* BEGIN Data for the task *

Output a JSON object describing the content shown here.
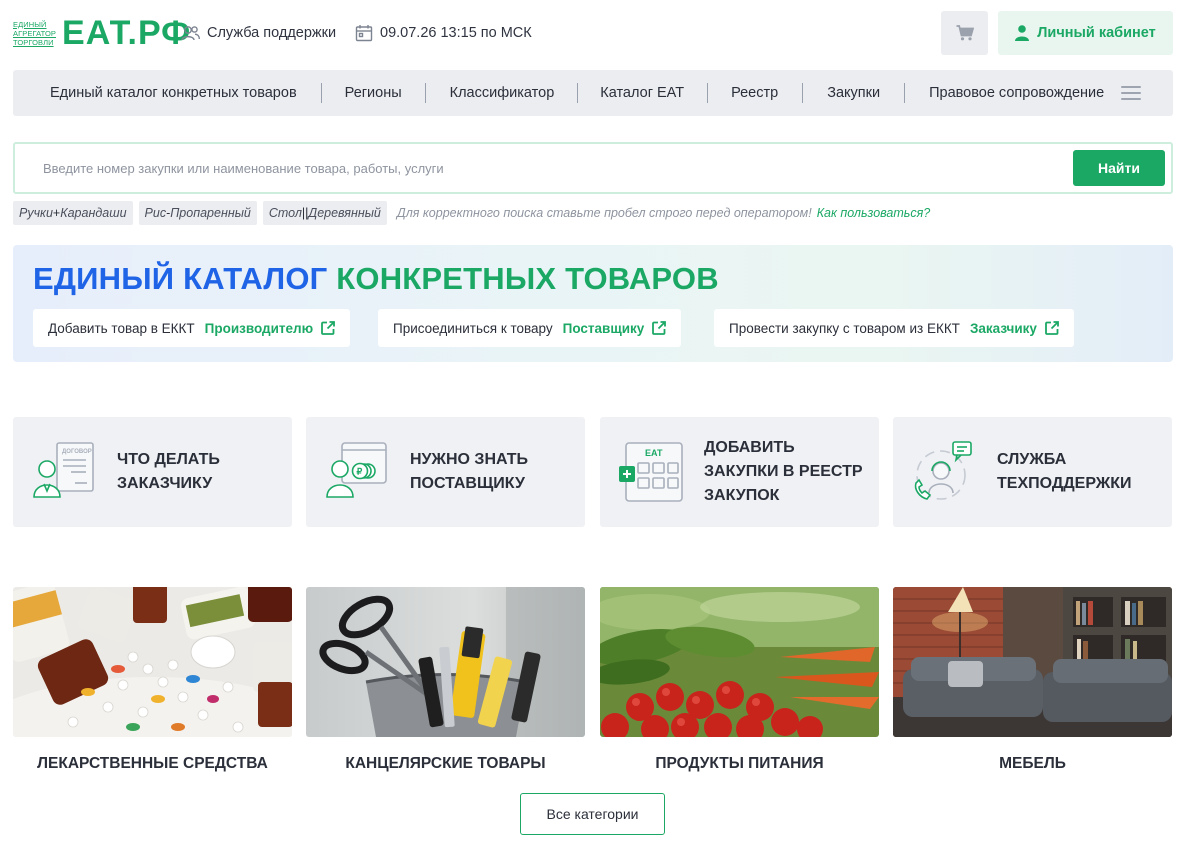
{
  "header": {
    "logo_small_lines": [
      "ЕДИНЫЙ",
      "АГРЕГАТОР",
      "ТОРГОВЛИ"
    ],
    "logo_big": "ЕАТ.РФ",
    "support_label": "Служба поддержки",
    "datetime": "09.07.26 13:15 по МСК",
    "cabinet_label": "Личный кабинет",
    "support_icon": "users-icon",
    "calendar_icon": "calendar-icon",
    "cart_icon": "cart-icon",
    "user_icon": "user-icon"
  },
  "nav": {
    "items": [
      "Единый каталог конкретных товаров",
      "Регионы",
      "Классификатор",
      "Каталог ЕАТ",
      "Реестр",
      "Закупки",
      "Правовое сопровождение"
    ],
    "menu_icon": "hamburger-icon"
  },
  "search": {
    "placeholder": "Введите номер закупки или наименование товара, работы, услуги",
    "value": "",
    "button_label": "Найти"
  },
  "hints": {
    "examples": [
      {
        "left": "Ручки",
        "op": "+",
        "right": "Карандаши"
      },
      {
        "left": "Рис",
        "op": "-",
        "right": "Пропаренный"
      },
      {
        "left": "Стол",
        "op": "||",
        "right": "Деревянный"
      }
    ],
    "note": "Для корректного поиска ставьте пробел строго перед оператором!",
    "link": "Как пользоваться?"
  },
  "banner": {
    "title_part1": "ЕДИНЫЙ КАТАЛОГ",
    "title_part2": "КОНКРЕТНЫХ ТОВАРОВ",
    "cards": [
      {
        "text": "Добавить товар в ЕККТ",
        "link": "Производителю"
      },
      {
        "text": "Присоединиться к товару",
        "link": "Поставщику"
      },
      {
        "text": "Провести закупку с товаром из ЕККТ",
        "link": "Заказчику"
      }
    ],
    "external_icon": "external-link-icon"
  },
  "info_cards": [
    {
      "lines": [
        "ЧТО ДЕЛАТЬ",
        "ЗАКАЗЧИКУ"
      ],
      "icon": "contract-person-icon"
    },
    {
      "lines": [
        "НУЖНО ЗНАТЬ",
        "ПОСТАВЩИКУ"
      ],
      "icon": "supplier-coins-icon"
    },
    {
      "lines": [
        "ДОБАВИТЬ",
        "ЗАКУПКИ В РЕЕСТР",
        "ЗАКУПОК"
      ],
      "icon": "registry-add-icon"
    },
    {
      "lines": [
        "СЛУЖБА",
        "ТЕХПОДДЕРЖКИ"
      ],
      "icon": "support-agent-icon"
    }
  ],
  "categories": [
    {
      "label": "ЛЕКАРСТВЕННЫЕ СРЕДСТВА",
      "image": "medicines-photo"
    },
    {
      "label": "КАНЦЕЛЯРСКИЕ ТОВАРЫ",
      "image": "stationery-photo"
    },
    {
      "label": "ПРОДУКТЫ ПИТАНИЯ",
      "image": "vegetables-photo"
    },
    {
      "label": "МЕБЕЛЬ",
      "image": "furniture-photo"
    }
  ],
  "all_categories_label": "Все категории",
  "colors": {
    "brand_green": "#1ba865",
    "brand_blue": "#1f64e6",
    "panel_gray": "#ecedf1"
  }
}
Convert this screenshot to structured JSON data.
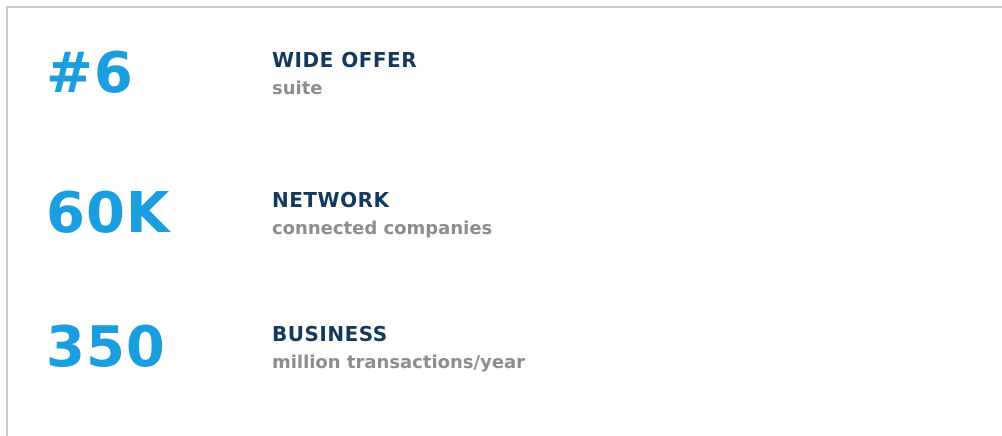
{
  "stats": [
    {
      "value": "#6",
      "heading": "WIDE OFFER",
      "subtitle": "suite"
    },
    {
      "value": "60K",
      "heading": "NETWORK",
      "subtitle": "connected companies"
    },
    {
      "value": "350",
      "heading": "BUSINESS",
      "subtitle": "million transactions/year"
    }
  ],
  "colors": {
    "value": "#1a9ee0",
    "heading": "#14395c",
    "subtitle": "#8a8d91",
    "border": "#c9c9c9"
  }
}
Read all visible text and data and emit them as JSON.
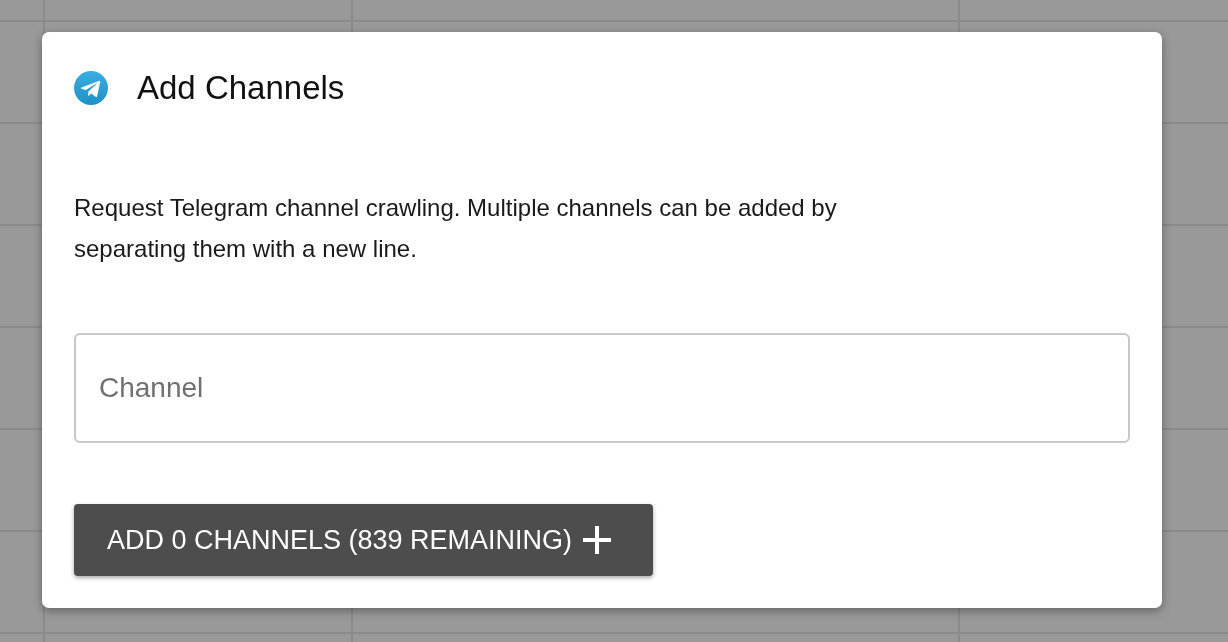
{
  "dialog": {
    "title": "Add Channels",
    "description": "Request Telegram channel crawling. Multiple channels can be added by separating them with a new line.",
    "channel_field": {
      "placeholder": "Channel"
    },
    "submit_button": {
      "label": "ADD 0 CHANNELS (839 REMAINING)"
    }
  }
}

* END Data for the task *

**Given request:**
Go through the listing above and quote it exactly, apart from its images.

**Written answer:**
Output a JSON object describing the content shown here.
{
  "header": {
    "logo_small_lines": [
      "ЕДИНЫЙ",
      "АГРЕГАТОР",
      "ТОРГОВЛИ"
    ],
    "logo_big": "ЕАТ.РФ",
    "support_label": "Служба поддержки",
    "datetime": "09.07.26 13:15 по МСК",
    "cabinet_label": "Личный кабинет",
    "support_icon": "users-icon",
    "calendar_icon": "calendar-icon",
    "cart_icon": "cart-icon",
    "user_icon": "user-icon"
  },
  "nav": {
    "items": [
      "Единый каталог конкретных товаров",
      "Регионы",
      "Классификатор",
      "Каталог ЕАТ",
      "Реестр",
      "Закупки",
      "Правовое сопровождение"
    ],
    "menu_icon": "hamburger-icon"
  },
  "search": {
    "placeholder": "Введите номер закупки или наименование товара, работы, услуги",
    "value": "",
    "button_label": "Найти"
  },
  "hints": {
    "examples": [
      {
        "left": "Ручки",
        "op": "+",
        "right": "Карандаши"
      },
      {
        "left": "Рис",
        "op": "-",
        "right": "Пропаренный"
      },
      {
        "left": "Стол",
        "op": "||",
        "right": "Деревянный"
      }
    ],
    "note": "Для корректного поиска ставьте пробел строго перед оператором!",
    "link": "Как пользоваться?"
  },
  "banner": {
    "title_part1": "ЕДИНЫЙ КАТАЛОГ",
    "title_part2": "КОНКРЕТНЫХ ТОВАРОВ",
    "cards": [
      {
        "text": "Добавить товар в ЕККТ",
        "link": "Производителю"
      },
      {
        "text": "Присоединиться к товару",
        "link": "Поставщику"
      },
      {
        "text": "Провести закупку с товаром из ЕККТ",
        "link": "Заказчику"
      }
    ],
    "external_icon": "external-link-icon"
  },
  "info_cards": [
    {
      "lines": [
        "ЧТО ДЕЛАТЬ",
        "ЗАКАЗЧИКУ"
      ],
      "icon": "contract-person-icon"
    },
    {
      "lines": [
        "НУЖНО ЗНАТЬ",
        "ПОСТАВЩИКУ"
      ],
      "icon": "supplier-coins-icon"
    },
    {
      "lines": [
        "ДОБАВИТЬ",
        "ЗАКУПКИ В РЕЕСТР",
        "ЗАКУПОК"
      ],
      "icon": "registry-add-icon"
    },
    {
      "lines": [
        "СЛУЖБА",
        "ТЕХПОДДЕРЖКИ"
      ],
      "icon": "support-agent-icon"
    }
  ],
  "categories": [
    {
      "label": "ЛЕКАРСТВЕННЫЕ СРЕДСТВА",
      "image": "medicines-photo"
    },
    {
      "label": "КАНЦЕЛЯРСКИЕ ТОВАРЫ",
      "image": "stationery-photo"
    },
    {
      "label": "ПРОДУКТЫ ПИТАНИЯ",
      "image": "vegetables-photo"
    },
    {
      "label": "МЕБЕЛЬ",
      "image": "furniture-photo"
    }
  ],
  "all_categories_label": "Все категории",
  "colors": {
    "brand_green": "#1ba865",
    "brand_blue": "#1f64e6",
    "panel_gray": "#ecedf1"
  }
}
Convert this screenshot to structured JSON data.
{
  "stats": [
    {
      "value": "#6",
      "heading": "WIDE OFFER",
      "subtitle": "suite"
    },
    {
      "value": "60K",
      "heading": "NETWORK",
      "subtitle": "connected companies"
    },
    {
      "value": "350",
      "heading": "BUSINESS",
      "subtitle": "million transactions/year"
    }
  ],
  "colors": {
    "value": "#1a9ee0",
    "heading": "#14395c",
    "subtitle": "#8a8d91",
    "border": "#c9c9c9"
  }
}
Read all visible text and data and emit them as JSON.
{
  "dialog": {
    "title": "Add Channels",
    "description": "Request Telegram channel crawling. Multiple channels can be added by separating them with a new line.",
    "channel_field": {
      "placeholder": "Channel"
    },
    "submit_button": {
      "label": "ADD 0 CHANNELS (839 REMAINING)"
    }
  }
}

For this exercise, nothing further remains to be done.